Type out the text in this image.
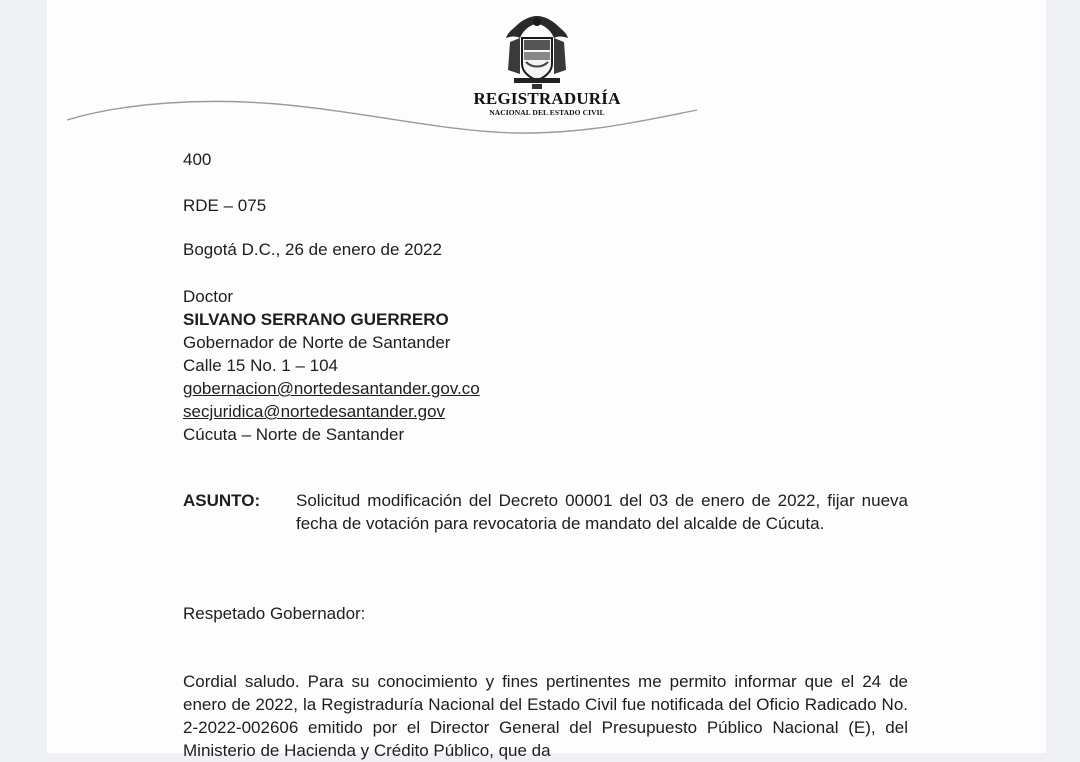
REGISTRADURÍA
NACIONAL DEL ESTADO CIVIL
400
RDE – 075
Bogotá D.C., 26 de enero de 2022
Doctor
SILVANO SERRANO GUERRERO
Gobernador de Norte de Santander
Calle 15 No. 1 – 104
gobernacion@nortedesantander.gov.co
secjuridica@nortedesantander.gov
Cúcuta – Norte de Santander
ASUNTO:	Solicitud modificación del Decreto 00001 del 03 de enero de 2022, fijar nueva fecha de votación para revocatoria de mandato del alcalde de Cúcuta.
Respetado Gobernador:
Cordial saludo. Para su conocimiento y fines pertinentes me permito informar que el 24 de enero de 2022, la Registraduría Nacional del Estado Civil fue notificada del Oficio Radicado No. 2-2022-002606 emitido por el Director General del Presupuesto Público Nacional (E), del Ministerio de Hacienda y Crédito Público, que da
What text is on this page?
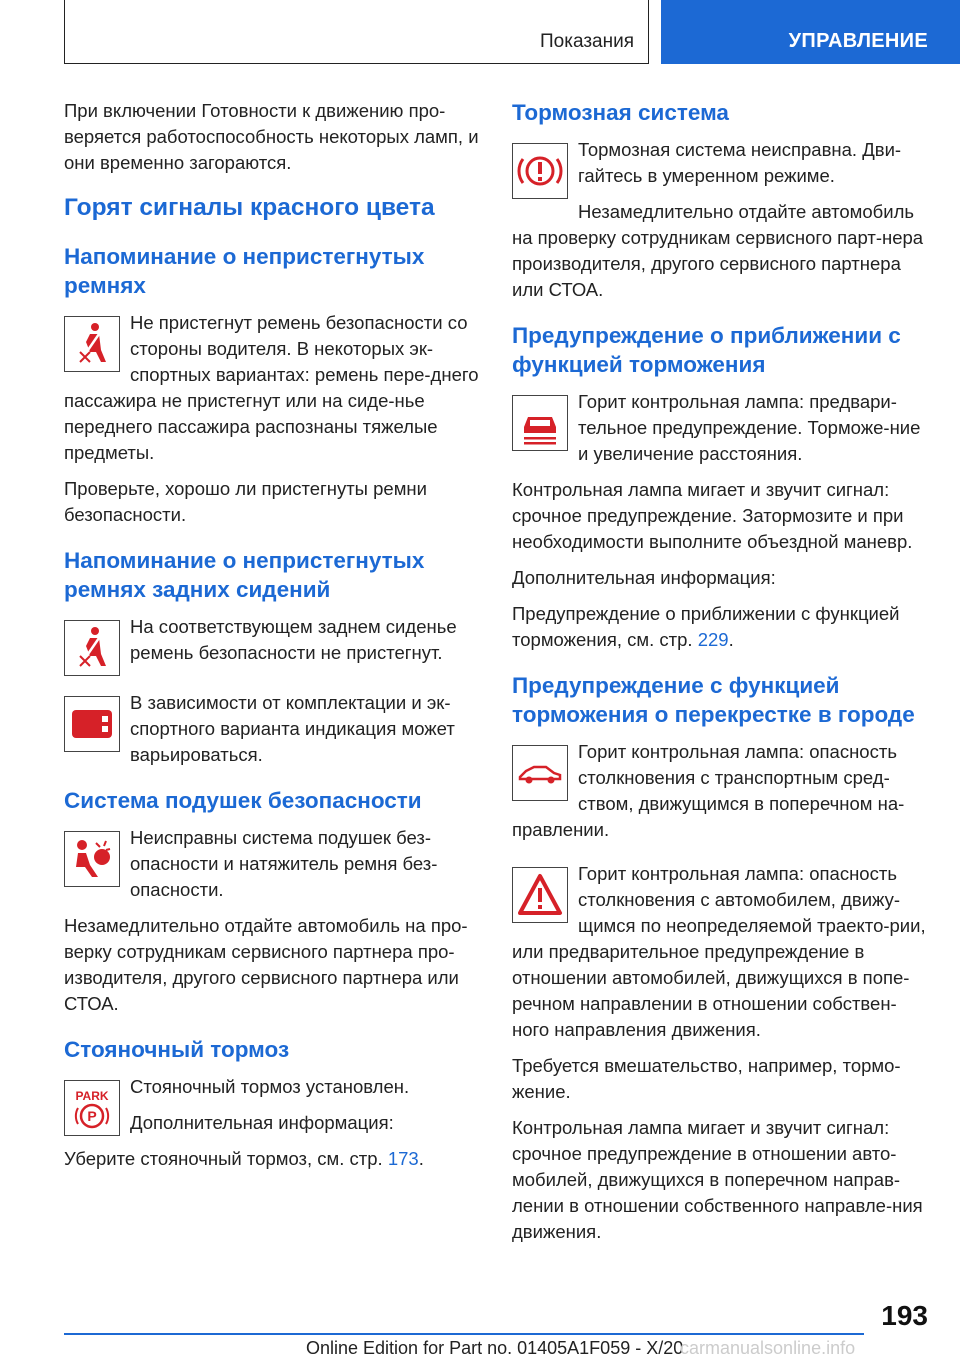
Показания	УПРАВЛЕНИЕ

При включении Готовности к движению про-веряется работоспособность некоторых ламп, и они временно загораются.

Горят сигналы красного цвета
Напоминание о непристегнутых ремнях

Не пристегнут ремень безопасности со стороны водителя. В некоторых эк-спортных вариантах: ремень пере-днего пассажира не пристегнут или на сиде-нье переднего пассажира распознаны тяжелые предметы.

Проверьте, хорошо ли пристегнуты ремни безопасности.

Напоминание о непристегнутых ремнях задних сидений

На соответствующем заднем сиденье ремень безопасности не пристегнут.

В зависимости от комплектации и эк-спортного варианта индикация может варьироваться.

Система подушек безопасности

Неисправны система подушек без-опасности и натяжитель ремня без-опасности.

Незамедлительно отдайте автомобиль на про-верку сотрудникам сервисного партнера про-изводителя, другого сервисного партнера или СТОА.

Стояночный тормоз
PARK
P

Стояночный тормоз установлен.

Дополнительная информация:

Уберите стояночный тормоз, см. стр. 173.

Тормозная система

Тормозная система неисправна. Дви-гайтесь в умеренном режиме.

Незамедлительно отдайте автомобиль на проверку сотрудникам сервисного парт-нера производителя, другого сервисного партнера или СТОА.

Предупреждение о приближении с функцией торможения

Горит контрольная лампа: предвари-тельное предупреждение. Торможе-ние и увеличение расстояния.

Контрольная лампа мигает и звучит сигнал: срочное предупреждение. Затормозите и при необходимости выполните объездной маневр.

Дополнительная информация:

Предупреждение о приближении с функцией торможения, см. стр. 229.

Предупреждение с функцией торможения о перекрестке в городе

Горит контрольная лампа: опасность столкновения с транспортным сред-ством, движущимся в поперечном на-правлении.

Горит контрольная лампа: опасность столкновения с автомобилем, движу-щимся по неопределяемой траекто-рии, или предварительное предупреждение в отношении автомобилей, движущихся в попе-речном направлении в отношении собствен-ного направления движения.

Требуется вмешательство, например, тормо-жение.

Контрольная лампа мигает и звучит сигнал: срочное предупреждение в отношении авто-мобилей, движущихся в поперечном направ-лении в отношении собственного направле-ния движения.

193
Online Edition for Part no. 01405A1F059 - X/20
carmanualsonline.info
# # # # # # #
» Written task
Exclude the pictures and repeat every other part of the records word for word.

» Answer for this exercise
Type out the text in this image.
REGISTRADURÍA
NACIONAL DEL ESTADO CIVIL
400
RDE – 075
Bogotá D.C., 26 de enero de 2022
Doctor
SILVANO SERRANO GUERRERO
Gobernador de Norte de Santander
Calle 15 No. 1 – 104
gobernacion@nortedesantander.gov.co
secjuridica@nortedesantander.gov
Cúcuta – Norte de Santander
ASUNTO:	Solicitud modificación del Decreto 00001 del 03 de enero de 2022, fijar nueva fecha de votación para revocatoria de mandato del alcalde de Cúcuta.
Respetado Gobernador:
Cordial saludo. Para su conocimiento y fines pertinentes me permito informar que el 24 de enero de 2022, la Registraduría Nacional del Estado Civil fue notificada del Oficio Radicado No. 2-2022-002606 emitido por el Director General del Presupuesto Público Nacional (E), del Ministerio de Hacienda y Crédito Público, que da
What text is on this page?
Показания	УПРАВЛЕНИЕ

При включении Готовности к движению про-веряется работоспособность некоторых ламп, и они временно загораются.

Горят сигналы красного цвета
Напоминание о непристегнутых ремнях

Не пристегнут ремень безопасности со стороны водителя. В некоторых эк-спортных вариантах: ремень пере-днего пассажира не пристегнут или на сиде-нье переднего пассажира распознаны тяжелые предметы.

Проверьте, хорошо ли пристегнуты ремни безопасности.

Напоминание о непристегнутых ремнях задних сидений

На соответствующем заднем сиденье ремень безопасности не пристегнут.

В зависимости от комплектации и эк-спортного варианта индикация может варьироваться.

Система подушек безопасности

Неисправны система подушек без-опасности и натяжитель ремня без-опасности.

Незамедлительно отдайте автомобиль на про-верку сотрудникам сервисного партнера про-изводителя, другого сервисного партнера или СТОА.

Стояночный тормоз
PARK
P

Стояночный тормоз установлен.

Дополнительная информация:

Уберите стояночный тормоз, см. стр. 173.

Тормозная система

Тормозная система неисправна. Дви-гайтесь в умеренном режиме.

Незамедлительно отдайте автомобиль на проверку сотрудникам сервисного парт-нера производителя, другого сервисного партнера или СТОА.

Предупреждение о приближении с функцией торможения

Горит контрольная лампа: предвари-тельное предупреждение. Торможе-ние и увеличение расстояния.

Контрольная лампа мигает и звучит сигнал: срочное предупреждение. Затормозите и при необходимости выполните объездной маневр.

Дополнительная информация:

Предупреждение о приближении с функцией торможения, см. стр. 229.

Предупреждение с функцией торможения о перекрестке в городе

Горит контрольная лампа: опасность столкновения с транспортным сред-ством, движущимся в поперечном на-правлении.

Горит контрольная лампа: опасность столкновения с автомобилем, движу-щимся по неопределяемой траекто-рии, или предварительное предупреждение в отношении автомобилей, движущихся в попе-речном направлении в отношении собствен-ного направления движения.

Требуется вмешательство, например, тормо-жение.

Контрольная лампа мигает и звучит сигнал: срочное предупреждение в отношении авто-мобилей, движущихся в поперечном направ-лении в отношении собственного направле-ния движения.

193
Online Edition for Part no. 01405A1F059 - X/20
carmanualsonline.info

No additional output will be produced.